(Task directions): Pull out every line with the word "this".
─── Listing ───
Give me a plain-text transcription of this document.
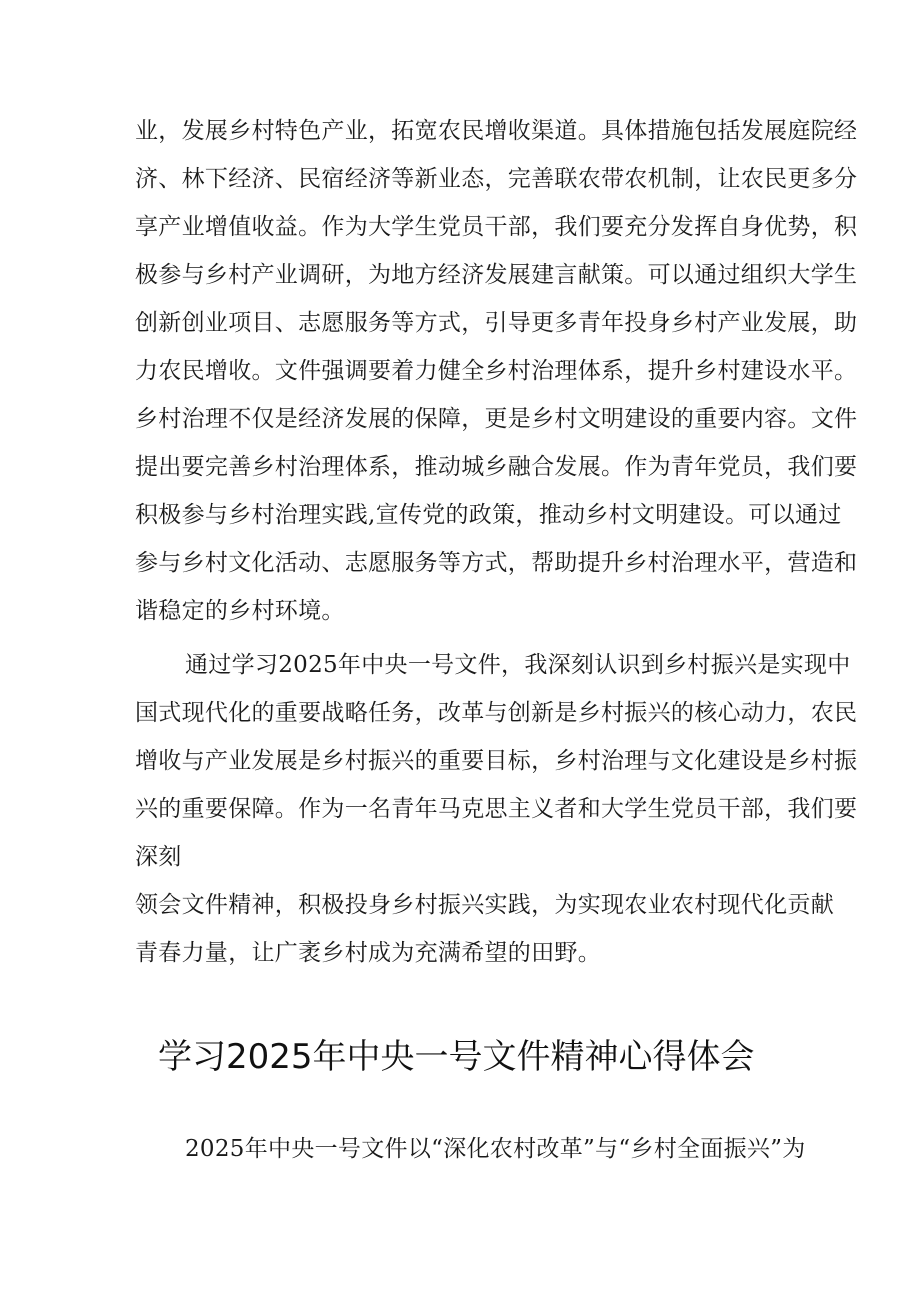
业，发展乡村特色产业，拓宽农民增收渠道。具体措施包括发展庭院经
济、林下经济、民宿经济等新业态，完善联农带农机制，让农民更多分
享产业增值收益。作为大学生党员干部，我们要充分发挥自身优势，积
极参与乡村产业调研，为地方经济发展建言献策。可以通过组织大学生
创新创业项目、志愿服务等方式，引导更多青年投身乡村产业发展，助
力农民增收。文件强调要着力健全乡村治理体系，提升乡村建设水平。
乡村治理不仅是经济发展的保障，更是乡村文明建设的重要内容。文件
提出要完善乡村治理体系，推动城乡融合发展。作为青年党员，我们要
积极参与乡村治理实践,宣传党的政策，推动乡村文明建设。可以通过
参与乡村文化活动、志愿服务等方式，帮助提升乡村治理水平，营造和
谐稳定的乡村环境。
通过学习2025年中央一号文件，我深刻认识到乡村振兴是实现中
国式现代化的重要战略任务，改革与创新是乡村振兴的核心动力，农民
增收与产业发展是乡村振兴的重要目标，乡村治理与文化建设是乡村振
兴的重要保障。作为一名青年马克思主义者和大学生党员干部，我们要
深刻
领会文件精神，积极投身乡村振兴实践，为实现农业农村现代化贡献
青春力量，让广袤乡村成为充满希望的田野。
学习2025年中央一号文件精神心得体会
2025年中央一号文件以“深化农村改革”与“乡村全面振兴”为
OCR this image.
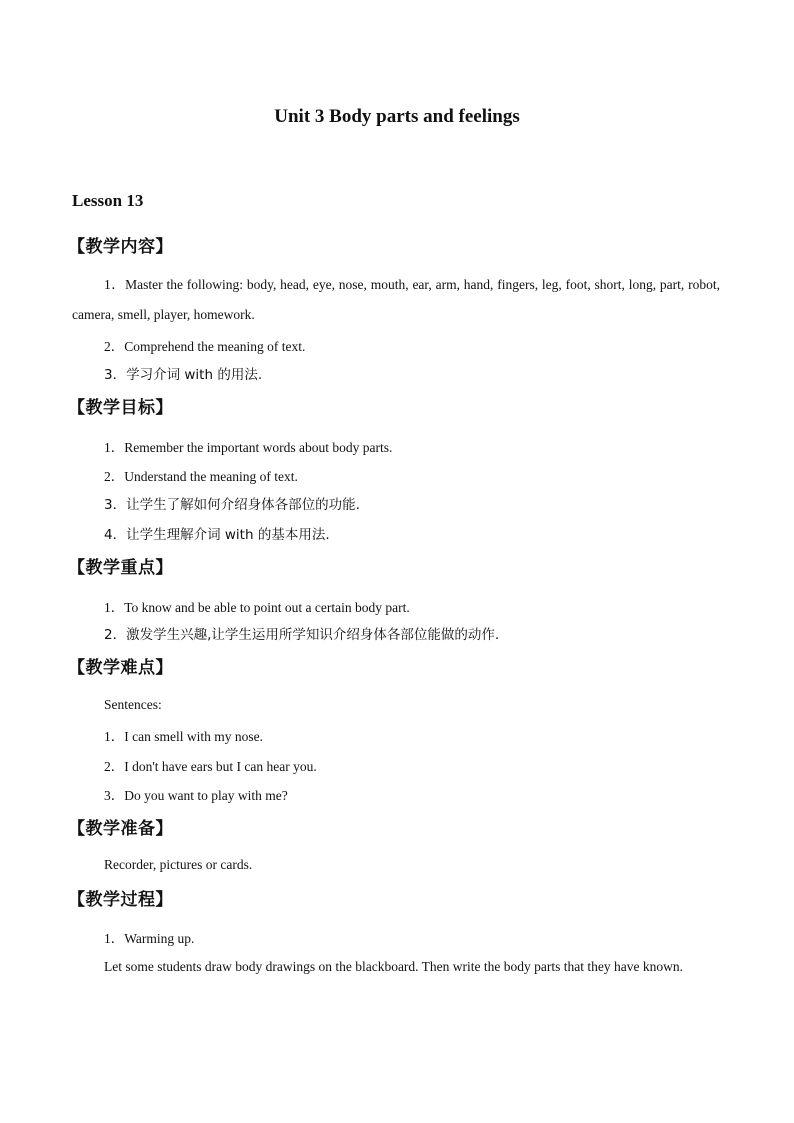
Unit 3 Body parts and feelings
Lesson 13
【教学内容】
1．Master the following: body, head, eye, nose, mouth, ear, arm, hand, fingers, leg, foot, short, long, part, robot, camera, smell, player, homework.
2．Comprehend the meaning of text.
3．学习介词 with 的用法.
【教学目标】
1．Remember the important words about body parts.
2．Understand the meaning of text.
3．让学生了解如何介绍身体各部位的功能.
4．让学生理解介词 with 的基本用法.
【教学重点】
1．To know and be able to point out a certain body part.
2．激发学生兴趣,让学生运用所学知识介绍身体各部位能做的动作.
【教学难点】
Sentences:
1．I can smell with my nose.
2．I don't have ears but I can hear you.
3．Do you want to play with me?
【教学准备】
Recorder, pictures or cards.
【教学过程】
1．Warming up.
Let some students draw body drawings on the blackboard. Then write the body parts that they have known.
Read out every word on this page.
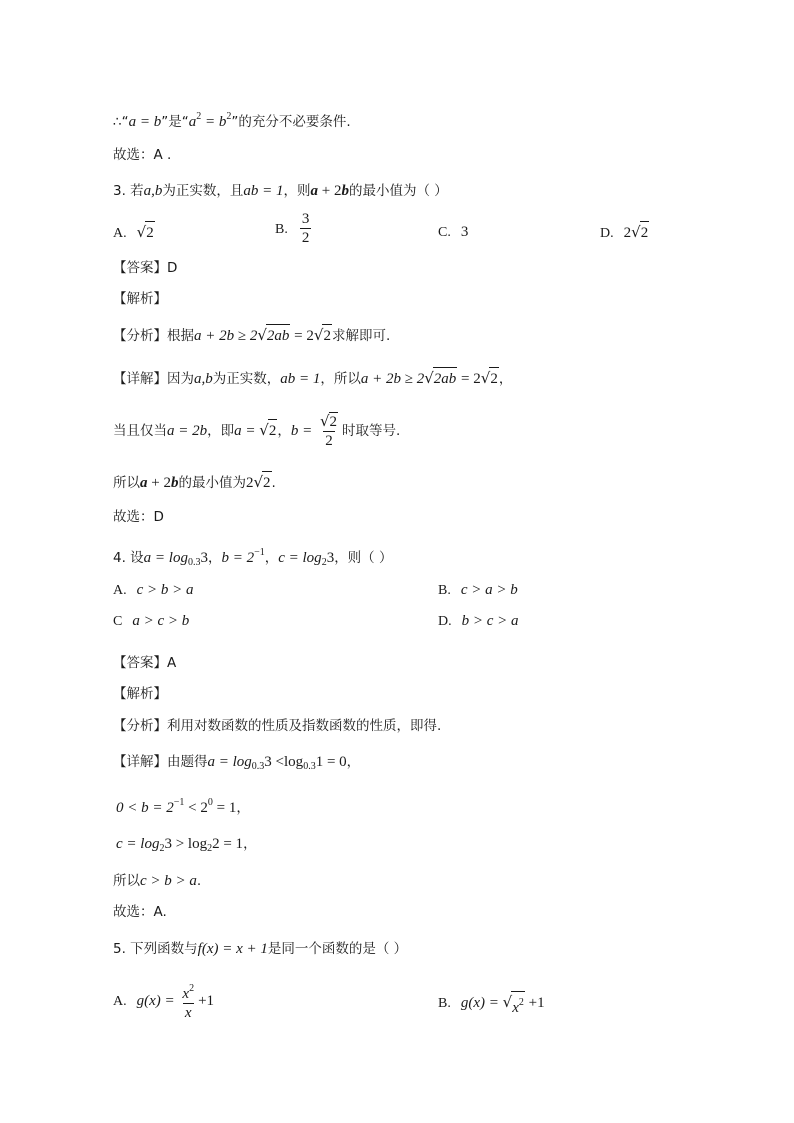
∴“a = b”是“$a^2 = b^2$”的充分不必要条件.
故选：A .
3. 若a,b为正实数，且ab = 1，则a + 2b的最小值为（ ）
A. √ 2	B. $\frac{3}{2}$	C. 3	D. 2 √ 2
【答案】D
【解析】
【分析】根据a + 2b ≥ 2 √ 2ab = 2 √ 2 求解即可.
【详解】因为a,b为正实数，ab = 1，所以a + 2b ≥ 2 √ 2ab = 2 √ 2 ，
当且仅当a = 2b，即a = √ 2 ，$b = \frac{√ 2}{2}$ 时取等号.
所以a + 2b的最小值为2 √ 2 .
故选：D
4. 设$a = \log_{0.3}3$，$b = 2^{-1}$，$c = \log_23$，则（ ）
A. c > b > a	B. c > a > b
C a > c > b	D. b > c > a
【答案】A
【解析】
【分析】利用对数函数的性质及指数函数的性质，即得.
【详解】由题得$a = \log_{0.3}3 <\log_{0.3}1 = 0$，
$0 < b = 2^{-1} < 2^0 = 1$，
$c = \log_23 > \log_22 = 1$，
所以c > b > a.
故选：A.
5. 下列函数与f(x) = x + 1是同一个函数的是（ ）
A. $g(x) = \frac{x^2}{x} +1$	B. g(x) = √ $x^2 +1$
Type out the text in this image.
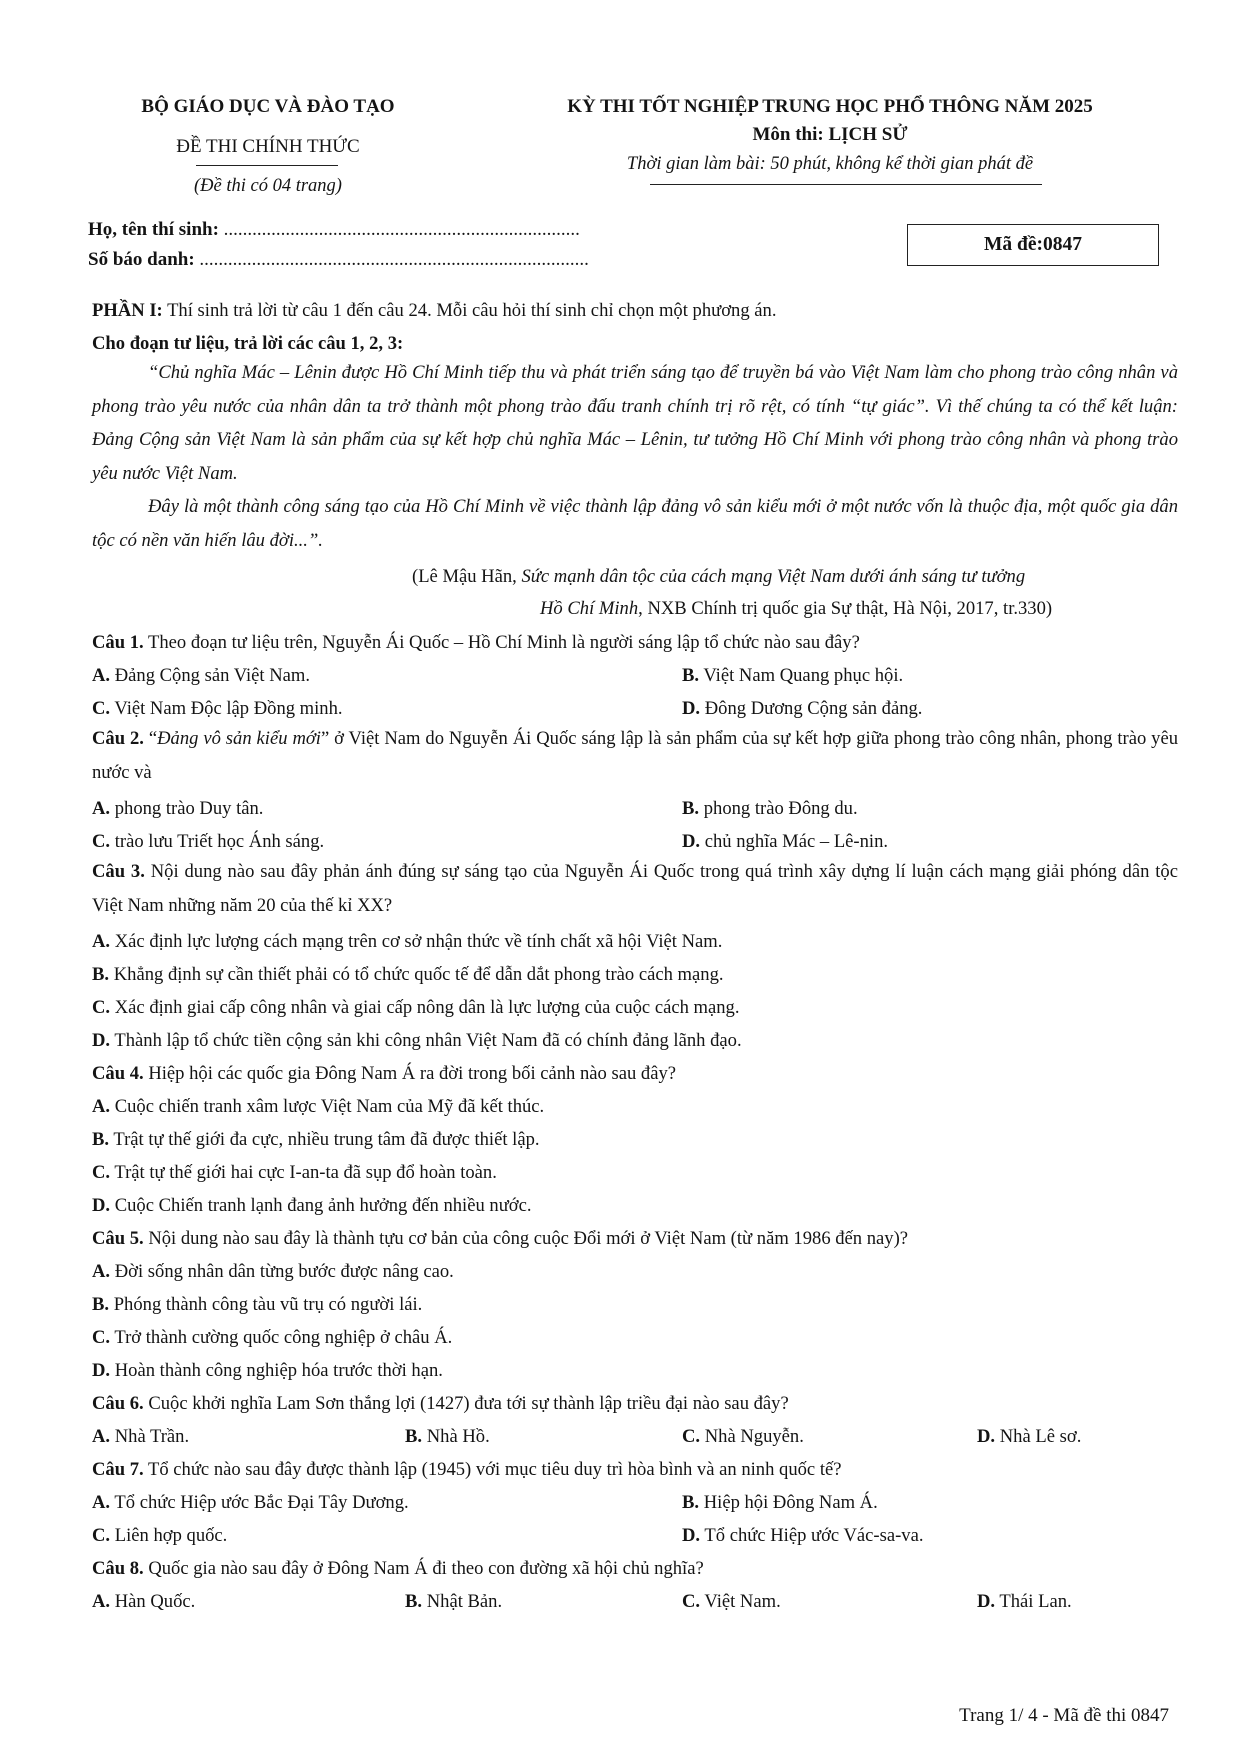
BỘ GIÁO DỤC VÀ ĐÀO TẠO
ĐỀ THI CHÍNH THỨC
(Đề thi có 04 trang)
KỲ THI TỐT NGHIỆP TRUNG HỌC PHỔ THÔNG NĂM 2025
Môn thi: LỊCH SỬ
Thời gian làm bài: 50 phút, không kể thời gian phát đề
Họ, tên thí sinh: ...........................................................................
Số báo danh: ..................................................................................
Mã đề: 0847
PHẦN I: Thí sinh trả lời từ câu 1 đến câu 24. Mỗi câu hỏi thí sinh chỉ chọn một phương án.
Cho đoạn tư liệu, trả lời các câu 1, 2, 3:
“Chủ nghĩa Mác – Lênin được Hồ Chí Minh tiếp thu và phát triển sáng tạo để truyền bá vào Việt Nam làm cho phong trào công nhân và phong trào yêu nước của nhân dân ta trở thành một phong trào đấu tranh chính trị rõ rệt, có tính “tự giác”. Vì thế chúng ta có thể kết luận: Đảng Cộng sản Việt Nam là sản phẩm của sự kết hợp chủ nghĩa Mác – Lênin, tư tưởng Hồ Chí Minh với phong trào công nhân và phong trào yêu nước Việt Nam.
Đây là một thành công sáng tạo của Hồ Chí Minh về việc thành lập đảng vô sản kiểu mới ở một nước vốn là thuộc địa, một quốc gia dân tộc có nền văn hiến lâu đời...”.
(Lê Mậu Hãn, Sức mạnh dân tộc của cách mạng Việt Nam dưới ánh sáng tư tưởng
Hồ Chí Minh, NXB Chính trị quốc gia Sự thật, Hà Nội, 2017, tr.330)
Câu 1. Theo đoạn tư liệu trên, Nguyễn Ái Quốc – Hồ Chí Minh là người sáng lập tổ chức nào sau đây?
A. Đảng Cộng sản Việt Nam.	B. Việt Nam Quang phục hội.
C. Việt Nam Độc lập Đồng minh.	D. Đông Dương Cộng sản đảng.
Câu 2. “Đảng vô sản kiểu mới” ở Việt Nam do Nguyễn Ái Quốc sáng lập là sản phẩm của sự kết hợp giữa phong trào công nhân, phong trào yêu nước và
A. phong trào Duy tân.	B. phong trào Đông du.
C. trào lưu Triết học Ánh sáng.	D. chủ nghĩa Mác – Lê-nin.
Câu 3. Nội dung nào sau đây phản ánh đúng sự sáng tạo của Nguyễn Ái Quốc trong quá trình xây dựng lí luận cách mạng giải phóng dân tộc Việt Nam những năm 20 của thế kỉ XX?
A. Xác định lực lượng cách mạng trên cơ sở nhận thức về tính chất xã hội Việt Nam.
B. Khẳng định sự cần thiết phải có tổ chức quốc tế để dẫn dắt phong trào cách mạng.
C. Xác định giai cấp công nhân và giai cấp nông dân là lực lượng của cuộc cách mạng.
D. Thành lập tổ chức tiền cộng sản khi công nhân Việt Nam đã có chính đảng lãnh đạo.
Câu 4. Hiệp hội các quốc gia Đông Nam Á ra đời trong bối cảnh nào sau đây?
A. Cuộc chiến tranh xâm lược Việt Nam của Mỹ đã kết thúc.
B. Trật tự thế giới đa cực, nhiều trung tâm đã được thiết lập.
C. Trật tự thế giới hai cực I-an-ta đã sụp đổ hoàn toàn.
D. Cuộc Chiến tranh lạnh đang ảnh hưởng đến nhiều nước.
Câu 5. Nội dung nào sau đây là thành tựu cơ bản của công cuộc Đổi mới ở Việt Nam (từ năm 1986 đến nay)?
A. Đời sống nhân dân từng bước được nâng cao.
B. Phóng thành công tàu vũ trụ có người lái.
C. Trở thành cường quốc công nghiệp ở châu Á.
D. Hoàn thành công nghiệp hóa trước thời hạn.
Câu 6. Cuộc khởi nghĩa Lam Sơn thắng lợi (1427) đưa tới sự thành lập triều đại nào sau đây?
A. Nhà Trần.	B. Nhà Hồ.	C. Nhà Nguyễn.	D. Nhà Lê sơ.
Câu 7. Tổ chức nào sau đây được thành lập (1945) với mục tiêu duy trì hòa bình và an ninh quốc tế?
A. Tổ chức Hiệp ước Bắc Đại Tây Dương.	B. Hiệp hội Đông Nam Á.
C. Liên hợp quốc.	D. Tổ chức Hiệp ước Vác-sa-va.
Câu 8. Quốc gia nào sau đây ở Đông Nam Á đi theo con đường xã hội chủ nghĩa?
A. Hàn Quốc.	B. Nhật Bản.	C. Việt Nam.	D. Thái Lan.
Trang 1/ 4 - Mã đề thi 0847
───
(Correct result):
Give me a plain-text transcription of this document.
OCR this image.
Read out every word on this page.
Type out the text in this image.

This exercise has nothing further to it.